**THE TASK**
Write out all of the entries that follow, word for word, but skip the pictures.

:: RECORDS SUPPLIED

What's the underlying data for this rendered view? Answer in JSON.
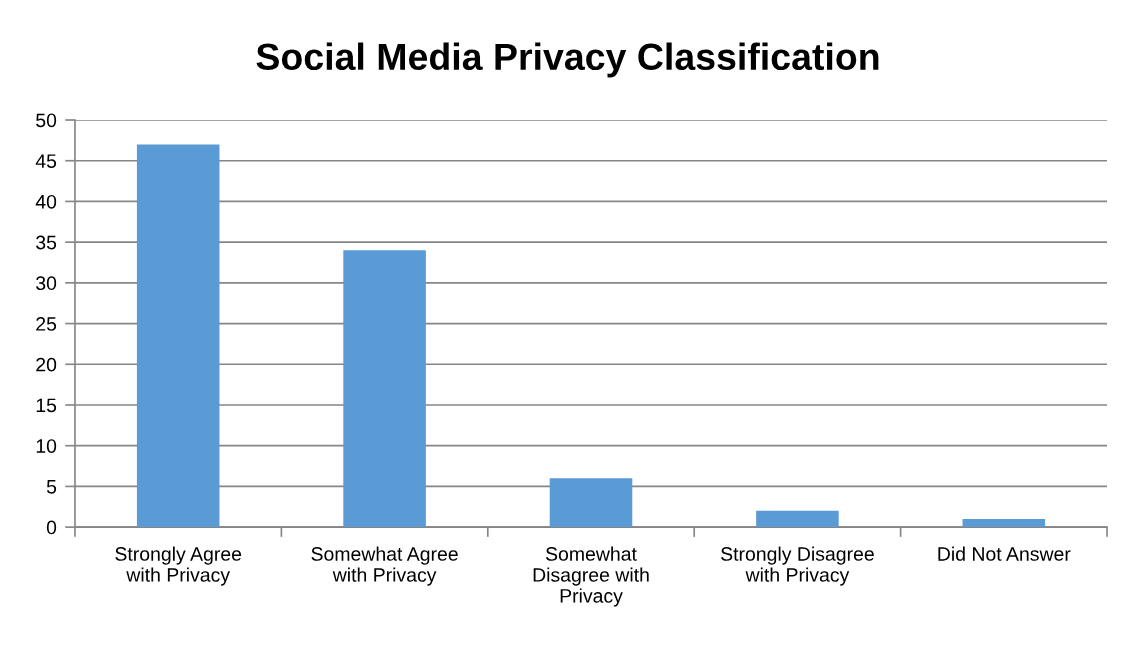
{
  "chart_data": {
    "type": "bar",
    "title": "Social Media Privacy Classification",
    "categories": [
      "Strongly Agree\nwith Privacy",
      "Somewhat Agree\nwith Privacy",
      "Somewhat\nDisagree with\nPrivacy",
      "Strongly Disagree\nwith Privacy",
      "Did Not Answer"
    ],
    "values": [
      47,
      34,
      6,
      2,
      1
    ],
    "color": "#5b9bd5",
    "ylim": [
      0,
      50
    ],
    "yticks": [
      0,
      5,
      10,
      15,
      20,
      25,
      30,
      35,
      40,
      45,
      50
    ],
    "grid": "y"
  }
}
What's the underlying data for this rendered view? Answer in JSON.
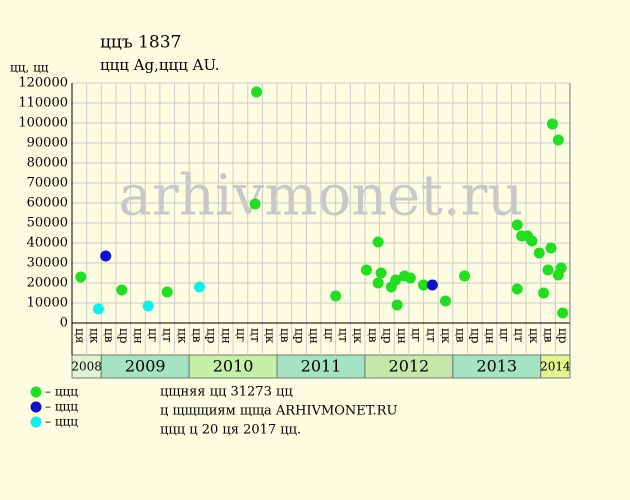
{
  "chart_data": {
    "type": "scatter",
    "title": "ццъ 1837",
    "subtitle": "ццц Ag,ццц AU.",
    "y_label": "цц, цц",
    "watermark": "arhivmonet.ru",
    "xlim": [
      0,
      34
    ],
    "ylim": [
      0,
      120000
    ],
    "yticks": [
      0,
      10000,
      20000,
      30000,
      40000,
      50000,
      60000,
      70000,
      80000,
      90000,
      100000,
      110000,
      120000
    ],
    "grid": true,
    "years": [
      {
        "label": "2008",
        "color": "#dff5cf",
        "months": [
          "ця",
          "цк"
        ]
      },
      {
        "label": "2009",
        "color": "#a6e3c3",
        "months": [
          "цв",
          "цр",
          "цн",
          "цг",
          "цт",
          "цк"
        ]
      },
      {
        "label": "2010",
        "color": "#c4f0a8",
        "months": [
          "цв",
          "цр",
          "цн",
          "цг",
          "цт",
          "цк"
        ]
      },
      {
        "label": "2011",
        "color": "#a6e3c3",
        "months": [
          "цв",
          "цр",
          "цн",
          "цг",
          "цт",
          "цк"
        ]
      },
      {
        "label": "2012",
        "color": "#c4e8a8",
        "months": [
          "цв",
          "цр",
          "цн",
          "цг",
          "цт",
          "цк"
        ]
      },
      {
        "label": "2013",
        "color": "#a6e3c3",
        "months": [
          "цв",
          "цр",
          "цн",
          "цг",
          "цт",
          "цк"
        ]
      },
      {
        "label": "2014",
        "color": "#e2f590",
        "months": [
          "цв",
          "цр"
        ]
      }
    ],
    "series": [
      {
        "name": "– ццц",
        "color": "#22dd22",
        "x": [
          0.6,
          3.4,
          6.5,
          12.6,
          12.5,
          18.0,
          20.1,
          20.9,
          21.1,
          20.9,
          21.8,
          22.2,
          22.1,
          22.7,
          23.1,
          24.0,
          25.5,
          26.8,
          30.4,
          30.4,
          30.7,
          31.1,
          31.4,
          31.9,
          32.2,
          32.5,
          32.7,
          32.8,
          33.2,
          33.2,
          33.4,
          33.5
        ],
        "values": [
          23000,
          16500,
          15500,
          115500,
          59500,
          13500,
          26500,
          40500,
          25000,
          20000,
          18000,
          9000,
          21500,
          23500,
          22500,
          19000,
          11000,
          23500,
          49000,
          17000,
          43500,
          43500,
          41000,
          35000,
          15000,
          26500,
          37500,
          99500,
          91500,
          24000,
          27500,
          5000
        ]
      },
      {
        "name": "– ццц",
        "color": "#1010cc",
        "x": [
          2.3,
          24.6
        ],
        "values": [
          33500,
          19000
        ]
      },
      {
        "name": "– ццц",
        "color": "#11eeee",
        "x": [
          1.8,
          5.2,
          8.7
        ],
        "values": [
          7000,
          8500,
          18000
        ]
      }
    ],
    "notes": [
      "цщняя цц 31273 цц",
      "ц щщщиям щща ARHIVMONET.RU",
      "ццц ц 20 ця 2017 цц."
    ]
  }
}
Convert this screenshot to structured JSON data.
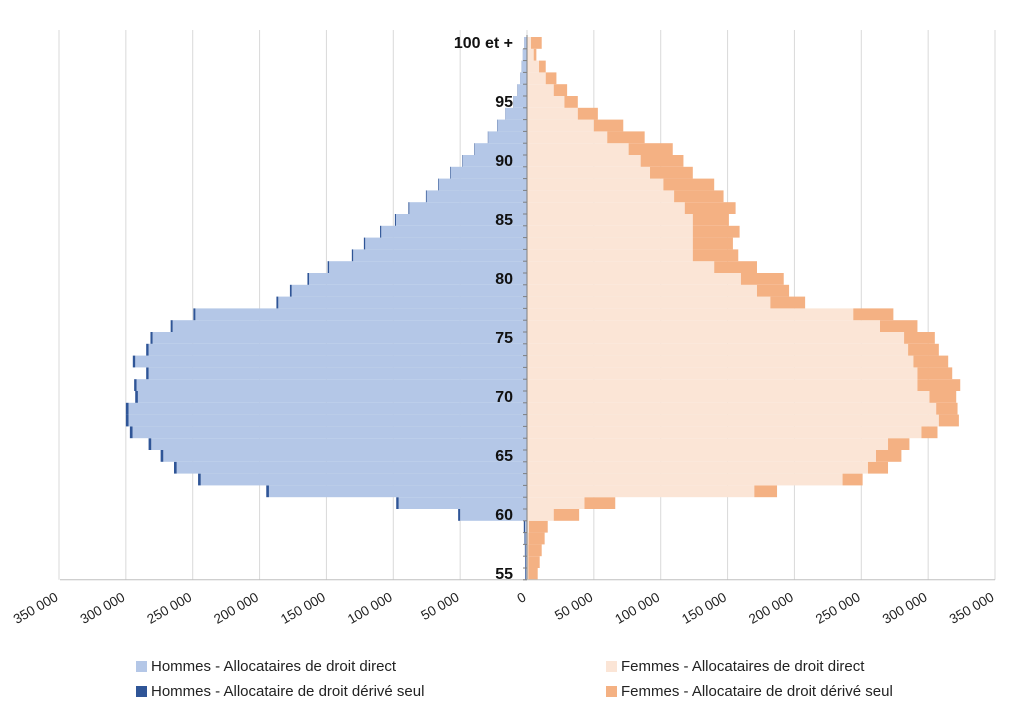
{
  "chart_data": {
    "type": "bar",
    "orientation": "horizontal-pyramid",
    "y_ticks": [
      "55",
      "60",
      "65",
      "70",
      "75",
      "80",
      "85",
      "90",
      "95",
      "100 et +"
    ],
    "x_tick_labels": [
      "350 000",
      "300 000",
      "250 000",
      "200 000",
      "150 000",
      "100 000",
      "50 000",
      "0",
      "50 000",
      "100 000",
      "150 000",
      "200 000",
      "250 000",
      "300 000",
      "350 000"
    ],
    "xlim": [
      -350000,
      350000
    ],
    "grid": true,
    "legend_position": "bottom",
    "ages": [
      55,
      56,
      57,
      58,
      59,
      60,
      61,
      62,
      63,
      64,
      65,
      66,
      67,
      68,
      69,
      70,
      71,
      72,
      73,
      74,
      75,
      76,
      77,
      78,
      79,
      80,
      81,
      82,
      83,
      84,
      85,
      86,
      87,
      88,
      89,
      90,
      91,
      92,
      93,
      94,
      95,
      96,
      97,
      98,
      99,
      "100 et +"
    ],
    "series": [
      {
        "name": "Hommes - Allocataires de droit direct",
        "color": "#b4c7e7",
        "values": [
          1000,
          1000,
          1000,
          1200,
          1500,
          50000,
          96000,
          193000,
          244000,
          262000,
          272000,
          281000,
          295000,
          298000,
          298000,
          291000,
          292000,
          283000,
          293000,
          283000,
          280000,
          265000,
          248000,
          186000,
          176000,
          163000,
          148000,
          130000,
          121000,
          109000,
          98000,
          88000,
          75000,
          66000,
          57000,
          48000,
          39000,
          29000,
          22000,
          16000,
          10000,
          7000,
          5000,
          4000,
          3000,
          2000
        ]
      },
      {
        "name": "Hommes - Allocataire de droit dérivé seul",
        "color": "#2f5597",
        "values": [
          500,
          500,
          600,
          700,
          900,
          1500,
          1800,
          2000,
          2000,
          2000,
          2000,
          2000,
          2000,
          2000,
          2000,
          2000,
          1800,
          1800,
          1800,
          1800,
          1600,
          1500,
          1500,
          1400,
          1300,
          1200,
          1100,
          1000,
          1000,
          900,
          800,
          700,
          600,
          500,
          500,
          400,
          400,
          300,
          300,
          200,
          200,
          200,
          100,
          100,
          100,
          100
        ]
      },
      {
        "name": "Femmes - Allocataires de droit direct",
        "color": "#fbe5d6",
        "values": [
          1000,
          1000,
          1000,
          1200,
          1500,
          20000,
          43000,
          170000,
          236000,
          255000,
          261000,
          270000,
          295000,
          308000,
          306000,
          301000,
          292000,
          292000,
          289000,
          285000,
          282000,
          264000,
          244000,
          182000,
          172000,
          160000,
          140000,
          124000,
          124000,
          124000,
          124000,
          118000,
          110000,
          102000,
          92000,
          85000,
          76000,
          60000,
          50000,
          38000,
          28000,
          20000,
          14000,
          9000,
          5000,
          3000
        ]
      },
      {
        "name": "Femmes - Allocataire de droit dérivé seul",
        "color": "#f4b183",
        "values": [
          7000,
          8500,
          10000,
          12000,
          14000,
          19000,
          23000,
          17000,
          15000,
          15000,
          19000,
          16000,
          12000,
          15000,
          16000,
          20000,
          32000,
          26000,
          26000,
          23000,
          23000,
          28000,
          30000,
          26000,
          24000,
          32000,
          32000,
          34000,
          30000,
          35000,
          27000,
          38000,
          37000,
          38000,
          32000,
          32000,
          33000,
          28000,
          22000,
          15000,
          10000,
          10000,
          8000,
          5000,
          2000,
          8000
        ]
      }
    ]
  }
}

::::

**OUTPUT BELOW**
What's the underlying data for this rendered view? Answer in JSON.
{
  "chart_data": {
    "type": "bar",
    "title": "Social Media Privacy Classification",
    "categories": [
      "Strongly Agree\nwith Privacy",
      "Somewhat Agree\nwith Privacy",
      "Somewhat\nDisagree with\nPrivacy",
      "Strongly Disagree\nwith Privacy",
      "Did Not Answer"
    ],
    "values": [
      47,
      34,
      6,
      2,
      1
    ],
    "color": "#5b9bd5",
    "ylim": [
      0,
      50
    ],
    "yticks": [
      0,
      5,
      10,
      15,
      20,
      25,
      30,
      35,
      40,
      45,
      50
    ],
    "grid": "y"
  }
}
What's the underlying data for this rendered view? Answer in JSON.
{
  "chart_data": {
    "type": "scatter",
    "title": "ццъ 1837",
    "subtitle": "ццц Ag,ццц AU.",
    "y_label": "цц, цц",
    "watermark": "arhivmonet.ru",
    "xlim": [
      0,
      34
    ],
    "ylim": [
      0,
      120000
    ],
    "yticks": [
      0,
      10000,
      20000,
      30000,
      40000,
      50000,
      60000,
      70000,
      80000,
      90000,
      100000,
      110000,
      120000
    ],
    "grid": true,
    "years": [
      {
        "label": "2008",
        "color": "#dff5cf",
        "months": [
          "ця",
          "цк"
        ]
      },
      {
        "label": "2009",
        "color": "#a6e3c3",
        "months": [
          "цв",
          "цр",
          "цн",
          "цг",
          "цт",
          "цк"
        ]
      },
      {
        "label": "2010",
        "color": "#c4f0a8",
        "months": [
          "цв",
          "цр",
          "цн",
          "цг",
          "цт",
          "цк"
        ]
      },
      {
        "label": "2011",
        "color": "#a6e3c3",
        "months": [
          "цв",
          "цр",
          "цн",
          "цг",
          "цт",
          "цк"
        ]
      },
      {
        "label": "2012",
        "color": "#c4e8a8",
        "months": [
          "цв",
          "цр",
          "цн",
          "цг",
          "цт",
          "цк"
        ]
      },
      {
        "label": "2013",
        "color": "#a6e3c3",
        "months": [
          "цв",
          "цр",
          "цн",
          "цг",
          "цт",
          "цк"
        ]
      },
      {
        "label": "2014",
        "color": "#e2f590",
        "months": [
          "цв",
          "цр"
        ]
      }
    ],
    "series": [
      {
        "name": "– ццц",
        "color": "#22dd22",
        "x": [
          0.6,
          3.4,
          6.5,
          12.6,
          12.5,
          18.0,
          20.1,
          20.9,
          21.1,
          20.9,
          21.8,
          22.2,
          22.1,
          22.7,
          23.1,
          24.0,
          25.5,
          26.8,
          30.4,
          30.4,
          30.7,
          31.1,
          31.4,
          31.9,
          32.2,
          32.5,
          32.7,
          32.8,
          33.2,
          33.2,
          33.4,
          33.5
        ],
        "values": [
          23000,
          16500,
          15500,
          115500,
          59500,
          13500,
          26500,
          40500,
          25000,
          20000,
          18000,
          9000,
          21500,
          23500,
          22500,
          19000,
          11000,
          23500,
          49000,
          17000,
          43500,
          43500,
          41000,
          35000,
          15000,
          26500,
          37500,
          99500,
          91500,
          24000,
          27500,
          5000
        ]
      },
      {
        "name": "– ццц",
        "color": "#1010cc",
        "x": [
          2.3,
          24.6
        ],
        "values": [
          33500,
          19000
        ]
      },
      {
        "name": "– ццц",
        "color": "#11eeee",
        "x": [
          1.8,
          5.2,
          8.7
        ],
        "values": [
          7000,
          8500,
          18000
        ]
      }
    ],
    "notes": [
      "цщняя цц 31273 цц",
      "ц щщщиям щща ARHIVMONET.RU",
      "ццц ц 20 ця 2017 цц."
    ]
  }
}
Convert this screenshot to structured JSON data.
{
  "chart_data": {
    "type": "bar",
    "orientation": "horizontal-pyramid",
    "y_ticks": [
      "55",
      "60",
      "65",
      "70",
      "75",
      "80",
      "85",
      "90",
      "95",
      "100 et +"
    ],
    "x_tick_labels": [
      "350 000",
      "300 000",
      "250 000",
      "200 000",
      "150 000",
      "100 000",
      "50 000",
      "0",
      "50 000",
      "100 000",
      "150 000",
      "200 000",
      "250 000",
      "300 000",
      "350 000"
    ],
    "xlim": [
      -350000,
      350000
    ],
    "grid": true,
    "legend_position": "bottom",
    "ages": [
      55,
      56,
      57,
      58,
      59,
      60,
      61,
      62,
      63,
      64,
      65,
      66,
      67,
      68,
      69,
      70,
      71,
      72,
      73,
      74,
      75,
      76,
      77,
      78,
      79,
      80,
      81,
      82,
      83,
      84,
      85,
      86,
      87,
      88,
      89,
      90,
      91,
      92,
      93,
      94,
      95,
      96,
      97,
      98,
      99,
      "100 et +"
    ],
    "series": [
      {
        "name": "Hommes - Allocataires de droit direct",
        "color": "#b4c7e7",
        "values": [
          1000,
          1000,
          1000,
          1200,
          1500,
          50000,
          96000,
          193000,
          244000,
          262000,
          272000,
          281000,
          295000,
          298000,
          298000,
          291000,
          292000,
          283000,
          293000,
          283000,
          280000,
          265000,
          248000,
          186000,
          176000,
          163000,
          148000,
          130000,
          121000,
          109000,
          98000,
          88000,
          75000,
          66000,
          57000,
          48000,
          39000,
          29000,
          22000,
          16000,
          10000,
          7000,
          5000,
          4000,
          3000,
          2000
        ]
      },
      {
        "name": "Hommes - Allocataire de droit dérivé seul",
        "color": "#2f5597",
        "values": [
          500,
          500,
          600,
          700,
          900,
          1500,
          1800,
          2000,
          2000,
          2000,
          2000,
          2000,
          2000,
          2000,
          2000,
          2000,
          1800,
          1800,
          1800,
          1800,
          1600,
          1500,
          1500,
          1400,
          1300,
          1200,
          1100,
          1000,
          1000,
          900,
          800,
          700,
          600,
          500,
          500,
          400,
          400,
          300,
          300,
          200,
          200,
          200,
          100,
          100,
          100,
          100
        ]
      },
      {
        "name": "Femmes - Allocataires de droit direct",
        "color": "#fbe5d6",
        "values": [
          1000,
          1000,
          1000,
          1200,
          1500,
          20000,
          43000,
          170000,
          236000,
          255000,
          261000,
          270000,
          295000,
          308000,
          306000,
          301000,
          292000,
          292000,
          289000,
          285000,
          282000,
          264000,
          244000,
          182000,
          172000,
          160000,
          140000,
          124000,
          124000,
          124000,
          124000,
          118000,
          110000,
          102000,
          92000,
          85000,
          76000,
          60000,
          50000,
          38000,
          28000,
          20000,
          14000,
          9000,
          5000,
          3000
        ]
      },
      {
        "name": "Femmes - Allocataire de droit dérivé seul",
        "color": "#f4b183",
        "values": [
          7000,
          8500,
          10000,
          12000,
          14000,
          19000,
          23000,
          17000,
          15000,
          15000,
          19000,
          16000,
          12000,
          15000,
          16000,
          20000,
          32000,
          26000,
          26000,
          23000,
          23000,
          28000,
          30000,
          26000,
          24000,
          32000,
          32000,
          34000,
          30000,
          35000,
          27000,
          38000,
          37000,
          38000,
          32000,
          32000,
          33000,
          28000,
          22000,
          15000,
          10000,
          10000,
          8000,
          5000,
          2000,
          8000
        ]
      }
    ]
  }
}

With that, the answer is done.